§ **Objective**
Write out exactly the lines below that run from the line containing "Read out every word on this page." through the last line of the records.

§ **Exercise input**

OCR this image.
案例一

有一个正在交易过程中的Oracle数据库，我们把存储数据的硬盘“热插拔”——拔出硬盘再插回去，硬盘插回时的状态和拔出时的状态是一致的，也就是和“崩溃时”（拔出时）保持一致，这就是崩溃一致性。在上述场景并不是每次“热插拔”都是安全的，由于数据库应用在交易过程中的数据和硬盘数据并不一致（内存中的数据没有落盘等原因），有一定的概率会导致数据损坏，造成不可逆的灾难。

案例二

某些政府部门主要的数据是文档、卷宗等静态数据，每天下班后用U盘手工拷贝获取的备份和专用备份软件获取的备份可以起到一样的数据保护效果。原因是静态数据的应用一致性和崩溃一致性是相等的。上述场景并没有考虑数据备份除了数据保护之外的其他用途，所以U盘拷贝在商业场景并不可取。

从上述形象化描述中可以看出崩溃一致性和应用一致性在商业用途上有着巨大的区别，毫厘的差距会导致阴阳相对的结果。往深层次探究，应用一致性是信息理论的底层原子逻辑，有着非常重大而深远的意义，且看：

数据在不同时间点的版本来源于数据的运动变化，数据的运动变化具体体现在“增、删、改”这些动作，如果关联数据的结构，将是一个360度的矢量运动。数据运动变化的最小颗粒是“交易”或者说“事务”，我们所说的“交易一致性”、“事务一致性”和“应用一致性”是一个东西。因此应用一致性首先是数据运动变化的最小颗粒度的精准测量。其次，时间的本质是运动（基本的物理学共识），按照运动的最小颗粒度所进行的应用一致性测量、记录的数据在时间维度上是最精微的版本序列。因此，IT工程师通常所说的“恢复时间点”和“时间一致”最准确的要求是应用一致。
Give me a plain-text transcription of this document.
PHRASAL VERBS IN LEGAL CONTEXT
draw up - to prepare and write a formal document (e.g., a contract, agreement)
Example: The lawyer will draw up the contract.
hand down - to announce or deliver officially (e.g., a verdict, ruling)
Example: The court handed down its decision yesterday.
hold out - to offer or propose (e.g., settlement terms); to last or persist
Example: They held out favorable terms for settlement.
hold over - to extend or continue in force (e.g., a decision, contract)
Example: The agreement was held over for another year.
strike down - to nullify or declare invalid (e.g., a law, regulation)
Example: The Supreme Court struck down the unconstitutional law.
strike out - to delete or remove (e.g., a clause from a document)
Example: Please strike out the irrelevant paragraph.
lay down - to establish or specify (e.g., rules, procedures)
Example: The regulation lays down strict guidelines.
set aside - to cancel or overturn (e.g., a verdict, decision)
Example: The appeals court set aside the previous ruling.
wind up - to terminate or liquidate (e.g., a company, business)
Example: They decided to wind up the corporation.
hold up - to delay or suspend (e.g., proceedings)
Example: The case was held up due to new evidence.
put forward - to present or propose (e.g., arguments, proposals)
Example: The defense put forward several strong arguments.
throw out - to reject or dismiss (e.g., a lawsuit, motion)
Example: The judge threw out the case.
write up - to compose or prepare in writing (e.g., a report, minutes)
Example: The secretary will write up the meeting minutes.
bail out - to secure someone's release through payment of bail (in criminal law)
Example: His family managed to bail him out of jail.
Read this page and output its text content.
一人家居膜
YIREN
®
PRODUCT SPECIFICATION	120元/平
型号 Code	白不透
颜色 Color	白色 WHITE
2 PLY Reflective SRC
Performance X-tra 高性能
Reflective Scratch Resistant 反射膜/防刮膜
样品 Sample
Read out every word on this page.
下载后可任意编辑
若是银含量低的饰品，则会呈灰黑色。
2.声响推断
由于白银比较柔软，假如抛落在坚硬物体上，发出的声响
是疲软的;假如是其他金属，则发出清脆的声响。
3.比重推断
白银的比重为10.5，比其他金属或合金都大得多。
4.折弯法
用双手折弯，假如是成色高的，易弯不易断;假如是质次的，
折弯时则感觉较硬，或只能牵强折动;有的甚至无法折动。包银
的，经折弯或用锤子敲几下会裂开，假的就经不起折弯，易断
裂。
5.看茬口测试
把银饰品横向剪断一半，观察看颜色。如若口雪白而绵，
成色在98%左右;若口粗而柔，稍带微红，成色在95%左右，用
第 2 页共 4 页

§ **Worked answer**
Read out every word on this page.
下载后可任意编辑
若是银含量低的饰品，则会呈灰黑色。
2.声响推断
由于白银比较柔软，假如抛落在坚硬物体上，发出的声响
是疲软的;假如是其他金属，则发出清脆的声响。
3.比重推断
白银的比重为10.5，比其他金属或合金都大得多。
4.折弯法
用双手折弯，假如是成色高的，易弯不易断;假如是质次的，
折弯时则感觉较硬，或只能牵强折动;有的甚至无法折动。包银
的，经折弯或用锤子敲几下会裂开，假的就经不起折弯，易断
裂。
5.看茬口测试
把银饰品横向剪断一半，观察看颜色。如若口雪白而绵，
成色在98%左右;若口粗而柔，稍带微红，成色在95%左右，用
第 2 页共 4 页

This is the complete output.